***** Data listing *****
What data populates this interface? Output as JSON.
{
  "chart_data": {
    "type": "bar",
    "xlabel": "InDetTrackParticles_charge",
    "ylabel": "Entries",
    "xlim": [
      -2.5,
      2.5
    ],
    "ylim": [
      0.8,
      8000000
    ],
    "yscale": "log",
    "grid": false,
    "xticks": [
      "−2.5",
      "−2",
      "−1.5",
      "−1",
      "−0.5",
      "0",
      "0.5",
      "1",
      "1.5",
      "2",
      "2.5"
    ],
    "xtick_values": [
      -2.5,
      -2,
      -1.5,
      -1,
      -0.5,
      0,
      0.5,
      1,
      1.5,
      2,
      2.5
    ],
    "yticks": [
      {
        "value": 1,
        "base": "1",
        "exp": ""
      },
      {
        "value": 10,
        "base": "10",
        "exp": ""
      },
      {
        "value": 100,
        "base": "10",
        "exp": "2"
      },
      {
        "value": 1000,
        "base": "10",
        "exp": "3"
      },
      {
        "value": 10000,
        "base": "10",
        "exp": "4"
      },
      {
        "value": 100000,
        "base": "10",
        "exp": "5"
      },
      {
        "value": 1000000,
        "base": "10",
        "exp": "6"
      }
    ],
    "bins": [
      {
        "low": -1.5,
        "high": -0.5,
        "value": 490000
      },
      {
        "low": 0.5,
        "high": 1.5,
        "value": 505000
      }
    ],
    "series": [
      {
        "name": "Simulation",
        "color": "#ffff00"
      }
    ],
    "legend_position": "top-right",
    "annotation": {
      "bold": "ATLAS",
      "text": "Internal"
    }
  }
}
*****
== Stated exercise ==
Please copy out each record, character for character.

== Complete answer ==
What data populates this interface? Output as JSON.
{
  "chart_data": {
    "type": "bar",
    "xlabel": "InDetTrackParticles_charge",
    "ylabel": "Entries",
    "xlim": [
      -2.5,
      2.5
    ],
    "ylim": [
      0.8,
      8000000
    ],
    "yscale": "log",
    "grid": false,
    "xticks": [
      "−2.5",
      "−2",
      "−1.5",
      "−1",
      "−0.5",
      "0",
      "0.5",
      "1",
      "1.5",
      "2",
      "2.5"
    ],
    "xtick_values": [
      -2.5,
      -2,
      -1.5,
      -1,
      -0.5,
      0,
      0.5,
      1,
      1.5,
      2,
      2.5
    ],
    "yticks": [
      {
        "value": 1,
        "base": "1",
        "exp": ""
      },
      {
        "value": 10,
        "base": "10",
        "exp": ""
      },
      {
        "value": 100,
        "base": "10",
        "exp": "2"
      },
      {
        "value": 1000,
        "base": "10",
        "exp": "3"
      },
      {
        "value": 10000,
        "base": "10",
        "exp": "4"
      },
      {
        "value": 100000,
        "base": "10",
        "exp": "5"
      },
      {
        "value": 1000000,
        "base": "10",
        "exp": "6"
      }
    ],
    "bins": [
      {
        "low": -1.5,
        "high": -0.5,
        "value": 490000
      },
      {
        "low": 0.5,
        "high": 1.5,
        "value": 505000
      }
    ],
    "series": [
      {
        "name": "Simulation",
        "color": "#ffff00"
      }
    ],
    "legend_position": "top-right",
    "annotation": {
      "bold": "ATLAS",
      "text": "Internal"
    }
  }
}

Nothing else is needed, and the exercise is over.